#### [PROMPT]
Given the entries below, copy each of them out exactly.

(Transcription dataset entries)
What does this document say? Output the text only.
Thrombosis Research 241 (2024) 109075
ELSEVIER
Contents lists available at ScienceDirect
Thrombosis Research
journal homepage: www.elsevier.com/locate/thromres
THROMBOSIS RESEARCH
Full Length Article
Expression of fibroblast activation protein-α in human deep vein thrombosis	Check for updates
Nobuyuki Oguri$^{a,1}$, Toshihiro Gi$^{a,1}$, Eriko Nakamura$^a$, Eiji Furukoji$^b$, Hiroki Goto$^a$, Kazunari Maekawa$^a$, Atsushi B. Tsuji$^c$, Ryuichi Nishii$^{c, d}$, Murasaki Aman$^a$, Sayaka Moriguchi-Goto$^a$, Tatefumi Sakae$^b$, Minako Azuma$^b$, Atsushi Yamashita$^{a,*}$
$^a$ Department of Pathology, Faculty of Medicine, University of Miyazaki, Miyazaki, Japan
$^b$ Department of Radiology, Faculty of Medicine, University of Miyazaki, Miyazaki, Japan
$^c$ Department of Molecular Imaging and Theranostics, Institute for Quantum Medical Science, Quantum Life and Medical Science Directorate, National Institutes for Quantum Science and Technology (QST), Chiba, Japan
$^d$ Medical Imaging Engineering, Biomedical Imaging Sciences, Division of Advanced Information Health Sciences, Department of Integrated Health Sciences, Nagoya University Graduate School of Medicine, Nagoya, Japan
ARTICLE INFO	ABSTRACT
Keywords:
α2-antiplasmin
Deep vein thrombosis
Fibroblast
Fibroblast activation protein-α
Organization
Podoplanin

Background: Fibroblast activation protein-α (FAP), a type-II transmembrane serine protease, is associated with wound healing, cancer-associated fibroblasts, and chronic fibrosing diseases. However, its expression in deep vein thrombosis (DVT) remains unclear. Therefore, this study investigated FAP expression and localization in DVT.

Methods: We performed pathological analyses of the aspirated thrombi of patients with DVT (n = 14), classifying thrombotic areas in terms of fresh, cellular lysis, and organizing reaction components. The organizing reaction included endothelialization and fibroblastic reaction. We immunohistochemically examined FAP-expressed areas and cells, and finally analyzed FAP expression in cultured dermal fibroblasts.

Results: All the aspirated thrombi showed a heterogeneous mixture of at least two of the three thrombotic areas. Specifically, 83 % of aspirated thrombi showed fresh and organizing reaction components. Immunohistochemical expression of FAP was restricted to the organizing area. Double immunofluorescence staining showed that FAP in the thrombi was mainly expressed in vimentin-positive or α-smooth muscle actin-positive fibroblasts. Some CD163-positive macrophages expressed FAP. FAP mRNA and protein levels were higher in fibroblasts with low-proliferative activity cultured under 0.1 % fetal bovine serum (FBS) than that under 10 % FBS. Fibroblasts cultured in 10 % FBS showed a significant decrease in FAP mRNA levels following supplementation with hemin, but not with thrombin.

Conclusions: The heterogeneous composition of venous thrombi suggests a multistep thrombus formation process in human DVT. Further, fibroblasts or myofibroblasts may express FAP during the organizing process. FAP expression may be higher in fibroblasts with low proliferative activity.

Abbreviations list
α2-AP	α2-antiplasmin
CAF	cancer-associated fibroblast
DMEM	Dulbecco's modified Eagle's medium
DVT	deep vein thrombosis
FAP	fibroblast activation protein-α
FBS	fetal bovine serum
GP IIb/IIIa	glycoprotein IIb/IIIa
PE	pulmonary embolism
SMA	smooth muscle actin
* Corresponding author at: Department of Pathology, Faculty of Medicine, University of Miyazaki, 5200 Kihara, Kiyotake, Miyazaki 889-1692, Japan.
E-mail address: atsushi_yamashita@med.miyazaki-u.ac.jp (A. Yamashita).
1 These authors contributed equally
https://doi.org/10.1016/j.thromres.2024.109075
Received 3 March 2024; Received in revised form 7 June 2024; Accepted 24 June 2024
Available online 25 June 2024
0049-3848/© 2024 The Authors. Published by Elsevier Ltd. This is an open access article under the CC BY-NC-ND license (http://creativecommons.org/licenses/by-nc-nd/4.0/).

#### [ANSWER]
What does this document say? Output the text only.
Thrombosis Research 241 (2024) 109075
ELSEVIER
Contents lists available at ScienceDirect
Thrombosis Research
journal homepage: www.elsevier.com/locate/thromres
THROMBOSIS RESEARCH
Full Length Article
Expression of fibroblast activation protein-α in human deep vein thrombosis	Check for updates
Nobuyuki Oguri$^{a,1}$, Toshihiro Gi$^{a,1}$, Eriko Nakamura$^a$, Eiji Furukoji$^b$, Hiroki Goto$^a$, Kazunari Maekawa$^a$, Atsushi B. Tsuji$^c$, Ryuichi Nishii$^{c, d}$, Murasaki Aman$^a$, Sayaka Moriguchi-Goto$^a$, Tatefumi Sakae$^b$, Minako Azuma$^b$, Atsushi Yamashita$^{a,*}$
$^a$ Department of Pathology, Faculty of Medicine, University of Miyazaki, Miyazaki, Japan
$^b$ Department of Radiology, Faculty of Medicine, University of Miyazaki, Miyazaki, Japan
$^c$ Department of Molecular Imaging and Theranostics, Institute for Quantum Medical Science, Quantum Life and Medical Science Directorate, National Institutes for Quantum Science and Technology (QST), Chiba, Japan
$^d$ Medical Imaging Engineering, Biomedical Imaging Sciences, Division of Advanced Information Health Sciences, Department of Integrated Health Sciences, Nagoya University Graduate School of Medicine, Nagoya, Japan
ARTICLE INFO	ABSTRACT
Keywords:
α2-antiplasmin
Deep vein thrombosis
Fibroblast
Fibroblast activation protein-α
Organization
Podoplanin

Background: Fibroblast activation protein-α (FAP), a type-II transmembrane serine protease, is associated with wound healing, cancer-associated fibroblasts, and chronic fibrosing diseases. However, its expression in deep vein thrombosis (DVT) remains unclear. Therefore, this study investigated FAP expression and localization in DVT.

Methods: We performed pathological analyses of the aspirated thrombi of patients with DVT (n = 14), classifying thrombotic areas in terms of fresh, cellular lysis, and organizing reaction components. The organizing reaction included endothelialization and fibroblastic reaction. We immunohistochemically examined FAP-expressed areas and cells, and finally analyzed FAP expression in cultured dermal fibroblasts.

Results: All the aspirated thrombi showed a heterogeneous mixture of at least two of the three thrombotic areas. Specifically, 83 % of aspirated thrombi showed fresh and organizing reaction components. Immunohistochemical expression of FAP was restricted to the organizing area. Double immunofluorescence staining showed that FAP in the thrombi was mainly expressed in vimentin-positive or α-smooth muscle actin-positive fibroblasts. Some CD163-positive macrophages expressed FAP. FAP mRNA and protein levels were higher in fibroblasts with low-proliferative activity cultured under 0.1 % fetal bovine serum (FBS) than that under 10 % FBS. Fibroblasts cultured in 10 % FBS showed a significant decrease in FAP mRNA levels following supplementation with hemin, but not with thrombin.

Conclusions: The heterogeneous composition of venous thrombi suggests a multistep thrombus formation process in human DVT. Further, fibroblasts or myofibroblasts may express FAP during the organizing process. FAP expression may be higher in fibroblasts with low proliferative activity.

Abbreviations list
α2-AP	α2-antiplasmin
CAF	cancer-associated fibroblast
DMEM	Dulbecco's modified Eagle's medium
DVT	deep vein thrombosis
FAP	fibroblast activation protein-α
FBS	fetal bovine serum
GP IIb/IIIa	glycoprotein IIb/IIIa
PE	pulmonary embolism
SMA	smooth muscle actin
* Corresponding author at: Department of Pathology, Faculty of Medicine, University of Miyazaki, 5200 Kihara, Kiyotake, Miyazaki 889-1692, Japan.
E-mail address: atsushi_yamashita@med.miyazaki-u.ac.jp (A. Yamashita).
1 These authors contributed equally
https://doi.org/10.1016/j.thromres.2024.109075
Received 3 March 2024; Received in revised form 7 June 2024; Accepted 24 June 2024
Available online 25 June 2024
0049-3848/© 2024 The Authors. Published by Elsevier Ltd. This is an open access article under the CC BY-NC-ND license (http://creativecommons.org/licenses/by-nc-nd/4.0/).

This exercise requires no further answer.